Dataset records
* * * *

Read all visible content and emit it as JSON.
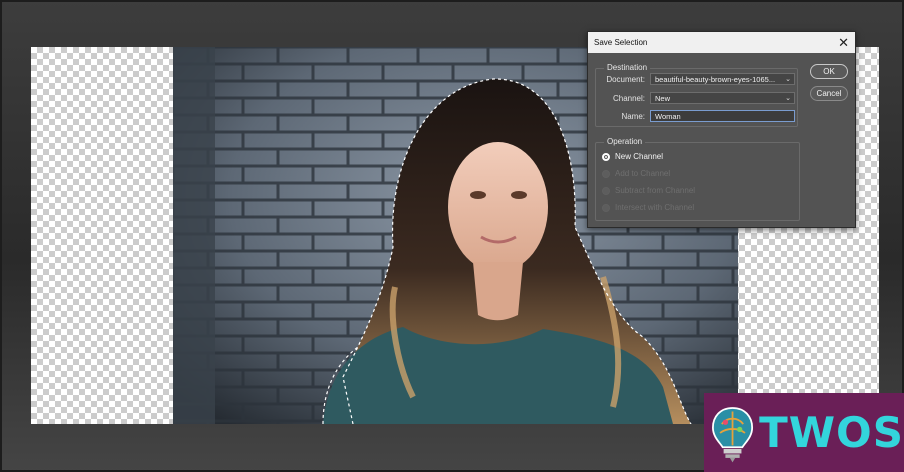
{
  "dialog": {
    "title": "Save Selection",
    "close_icon": "close-icon",
    "destination": {
      "legend": "Destination",
      "document_label": "Document:",
      "document_value": "beautiful-beauty-brown-eyes-1065...",
      "channel_label": "Channel:",
      "channel_value": "New",
      "name_label": "Name:",
      "name_value": "Woman"
    },
    "operation": {
      "legend": "Operation",
      "options": [
        {
          "label": "New Channel",
          "selected": true,
          "enabled": true
        },
        {
          "label": "Add to Channel",
          "selected": false,
          "enabled": false
        },
        {
          "label": "Subtract from Channel",
          "selected": false,
          "enabled": false
        },
        {
          "label": "Intersect with Channel",
          "selected": false,
          "enabled": false
        }
      ]
    },
    "ok_label": "OK",
    "cancel_label": "Cancel"
  },
  "watermark": {
    "text": "TWOS",
    "icon": "lightbulb-brain-icon",
    "brand_color": "#6a1f57",
    "accent_color": "#33d5dc"
  },
  "colors": {
    "dialog_bg": "#535353",
    "titlebar_bg": "#f0f0f0",
    "workspace_bg": "#2e2e2e"
  }
}
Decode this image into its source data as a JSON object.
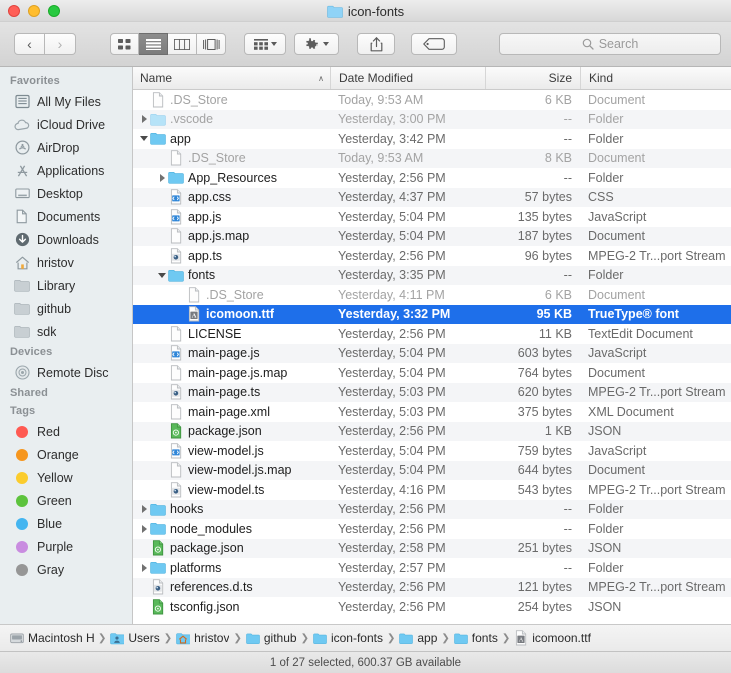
{
  "window": {
    "title": "icon-fonts",
    "traffic_lights": [
      "close-red",
      "minimize-yellow",
      "zoom-green"
    ]
  },
  "toolbar": {
    "back_label": "‹",
    "forward_label": "›",
    "view_modes": [
      "icon-view",
      "list-view",
      "column-view",
      "coverflow-view"
    ],
    "active_view": "list-view",
    "arrange_label": "arrange-icon",
    "action_label": "gear-icon",
    "share_label": "share-icon",
    "tags_label": "tag-icon",
    "search_placeholder": "Search"
  },
  "sidebar": {
    "sections": [
      {
        "header": "Favorites",
        "items": [
          {
            "label": "All My Files",
            "icon": "all-my-files-icon"
          },
          {
            "label": "iCloud Drive",
            "icon": "icloud-icon"
          },
          {
            "label": "AirDrop",
            "icon": "airdrop-icon"
          },
          {
            "label": "Applications",
            "icon": "applications-icon"
          },
          {
            "label": "Desktop",
            "icon": "desktop-icon"
          },
          {
            "label": "Documents",
            "icon": "documents-icon"
          },
          {
            "label": "Downloads",
            "icon": "downloads-icon"
          },
          {
            "label": "hristov",
            "icon": "home-icon"
          },
          {
            "label": "Library",
            "icon": "folder-icon"
          },
          {
            "label": "github",
            "icon": "folder-icon"
          },
          {
            "label": "sdk",
            "icon": "folder-icon"
          }
        ]
      },
      {
        "header": "Devices",
        "items": [
          {
            "label": "Remote Disc",
            "icon": "disc-icon"
          }
        ]
      },
      {
        "header": "Shared",
        "items": []
      },
      {
        "header": "Tags",
        "items": [
          {
            "label": "Red",
            "icon": "tag-dot",
            "color": "#ff5a52"
          },
          {
            "label": "Orange",
            "icon": "tag-dot",
            "color": "#f6961e"
          },
          {
            "label": "Yellow",
            "icon": "tag-dot",
            "color": "#fbcc2d"
          },
          {
            "label": "Green",
            "icon": "tag-dot",
            "color": "#5dc33d"
          },
          {
            "label": "Blue",
            "icon": "tag-dot",
            "color": "#44b5f0"
          },
          {
            "label": "Purple",
            "icon": "tag-dot",
            "color": "#c98ce0"
          },
          {
            "label": "Gray",
            "icon": "tag-dot",
            "color": "#969696"
          }
        ]
      }
    ]
  },
  "columns": {
    "name": "Name",
    "date_modified": "Date Modified",
    "size": "Size",
    "kind": "Kind",
    "sort_indicator": "∧"
  },
  "files": [
    {
      "name": ".DS_Store",
      "date": "Today, 9:53 AM",
      "size": "6 KB",
      "kind": "Document",
      "indent": 0,
      "twisty": "none",
      "icon": "document-icon",
      "dim": true
    },
    {
      "name": ".vscode",
      "date": "Yesterday, 3:00 PM",
      "size": "--",
      "kind": "Folder",
      "indent": 0,
      "twisty": "closed",
      "icon": "folder-light-icon",
      "dim": true
    },
    {
      "name": "app",
      "date": "Yesterday, 3:42 PM",
      "size": "--",
      "kind": "Folder",
      "indent": 0,
      "twisty": "open",
      "icon": "folder-icon",
      "dim": false
    },
    {
      "name": ".DS_Store",
      "date": "Today, 9:53 AM",
      "size": "8 KB",
      "kind": "Document",
      "indent": 1,
      "twisty": "none",
      "icon": "document-icon",
      "dim": true
    },
    {
      "name": "App_Resources",
      "date": "Yesterday, 2:56 PM",
      "size": "--",
      "kind": "Folder",
      "indent": 1,
      "twisty": "closed",
      "icon": "folder-icon",
      "dim": false
    },
    {
      "name": "app.css",
      "date": "Yesterday, 4:37 PM",
      "size": "57 bytes",
      "kind": "CSS",
      "indent": 1,
      "twisty": "none",
      "icon": "code-doc-icon",
      "dim": false
    },
    {
      "name": "app.js",
      "date": "Yesterday, 5:04 PM",
      "size": "135 bytes",
      "kind": "JavaScript",
      "indent": 1,
      "twisty": "none",
      "icon": "code-doc-icon",
      "dim": false
    },
    {
      "name": "app.js.map",
      "date": "Yesterday, 5:04 PM",
      "size": "187 bytes",
      "kind": "Document",
      "indent": 1,
      "twisty": "none",
      "icon": "document-icon",
      "dim": false
    },
    {
      "name": "app.ts",
      "date": "Yesterday, 2:56 PM",
      "size": "96 bytes",
      "kind": "MPEG-2 Tr...port Stream",
      "indent": 1,
      "twisty": "none",
      "icon": "ts-doc-icon",
      "dim": false
    },
    {
      "name": "fonts",
      "date": "Yesterday, 3:35 PM",
      "size": "--",
      "kind": "Folder",
      "indent": 1,
      "twisty": "open",
      "icon": "folder-icon",
      "dim": false
    },
    {
      "name": ".DS_Store",
      "date": "Yesterday, 4:11 PM",
      "size": "6 KB",
      "kind": "Document",
      "indent": 2,
      "twisty": "none",
      "icon": "document-icon",
      "dim": true
    },
    {
      "name": "icomoon.ttf",
      "date": "Yesterday, 3:32 PM",
      "size": "95 KB",
      "kind": "TrueType® font",
      "indent": 2,
      "twisty": "none",
      "icon": "font-doc-icon",
      "dim": false,
      "selected": true
    },
    {
      "name": "LICENSE",
      "date": "Yesterday, 2:56 PM",
      "size": "11 KB",
      "kind": "TextEdit Document",
      "indent": 1,
      "twisty": "none",
      "icon": "document-icon",
      "dim": false
    },
    {
      "name": "main-page.js",
      "date": "Yesterday, 5:04 PM",
      "size": "603 bytes",
      "kind": "JavaScript",
      "indent": 1,
      "twisty": "none",
      "icon": "code-doc-icon",
      "dim": false
    },
    {
      "name": "main-page.js.map",
      "date": "Yesterday, 5:04 PM",
      "size": "764 bytes",
      "kind": "Document",
      "indent": 1,
      "twisty": "none",
      "icon": "document-icon",
      "dim": false
    },
    {
      "name": "main-page.ts",
      "date": "Yesterday, 5:03 PM",
      "size": "620 bytes",
      "kind": "MPEG-2 Tr...port Stream",
      "indent": 1,
      "twisty": "none",
      "icon": "ts-doc-icon",
      "dim": false
    },
    {
      "name": "main-page.xml",
      "date": "Yesterday, 5:03 PM",
      "size": "375 bytes",
      "kind": "XML Document",
      "indent": 1,
      "twisty": "none",
      "icon": "document-icon",
      "dim": false
    },
    {
      "name": "package.json",
      "date": "Yesterday, 2:56 PM",
      "size": "1 KB",
      "kind": "JSON",
      "indent": 1,
      "twisty": "none",
      "icon": "json-doc-icon",
      "dim": false
    },
    {
      "name": "view-model.js",
      "date": "Yesterday, 5:04 PM",
      "size": "759 bytes",
      "kind": "JavaScript",
      "indent": 1,
      "twisty": "none",
      "icon": "code-doc-icon",
      "dim": false
    },
    {
      "name": "view-model.js.map",
      "date": "Yesterday, 5:04 PM",
      "size": "644 bytes",
      "kind": "Document",
      "indent": 1,
      "twisty": "none",
      "icon": "document-icon",
      "dim": false
    },
    {
      "name": "view-model.ts",
      "date": "Yesterday, 4:16 PM",
      "size": "543 bytes",
      "kind": "MPEG-2 Tr...port Stream",
      "indent": 1,
      "twisty": "none",
      "icon": "ts-doc-icon",
      "dim": false
    },
    {
      "name": "hooks",
      "date": "Yesterday, 2:56 PM",
      "size": "--",
      "kind": "Folder",
      "indent": 0,
      "twisty": "closed",
      "icon": "folder-icon",
      "dim": false
    },
    {
      "name": "node_modules",
      "date": "Yesterday, 2:56 PM",
      "size": "--",
      "kind": "Folder",
      "indent": 0,
      "twisty": "closed",
      "icon": "folder-icon",
      "dim": false
    },
    {
      "name": "package.json",
      "date": "Yesterday, 2:58 PM",
      "size": "251 bytes",
      "kind": "JSON",
      "indent": 0,
      "twisty": "none",
      "icon": "json-doc-icon",
      "dim": false
    },
    {
      "name": "platforms",
      "date": "Yesterday, 2:57 PM",
      "size": "--",
      "kind": "Folder",
      "indent": 0,
      "twisty": "closed",
      "icon": "folder-icon",
      "dim": false
    },
    {
      "name": "references.d.ts",
      "date": "Yesterday, 2:56 PM",
      "size": "121 bytes",
      "kind": "MPEG-2 Tr...port Stream",
      "indent": 0,
      "twisty": "none",
      "icon": "ts-doc-icon",
      "dim": false
    },
    {
      "name": "tsconfig.json",
      "date": "Yesterday, 2:56 PM",
      "size": "254 bytes",
      "kind": "JSON",
      "indent": 0,
      "twisty": "none",
      "icon": "json-doc-icon",
      "dim": false
    }
  ],
  "pathbar": [
    {
      "label": "Macintosh HD",
      "icon": "harddisk-icon"
    },
    {
      "label": "Users",
      "icon": "users-folder-icon"
    },
    {
      "label": "hristov",
      "icon": "home-folder-icon"
    },
    {
      "label": "github",
      "icon": "folder-icon"
    },
    {
      "label": "icon-fonts",
      "icon": "folder-icon"
    },
    {
      "label": "app",
      "icon": "folder-icon"
    },
    {
      "label": "fonts",
      "icon": "folder-icon"
    },
    {
      "label": "icomoon.ttf",
      "icon": "font-doc-icon"
    }
  ],
  "status": "1 of 27 selected, 600.37 GB available",
  "colors": {
    "selection_blue": "#1e6fea",
    "sidebar_bg": "#e9eef0",
    "folder_blue": "#6fc9f2"
  }
}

* * * *

- _Task details_: Copy whichever lines in the listing above contain the word "main".

- _Correct answer_:
      "name": "main-page.js",
      "name": "main-page.js.map",
      "name": "main-page.ts",
      "name": "main-page.xml",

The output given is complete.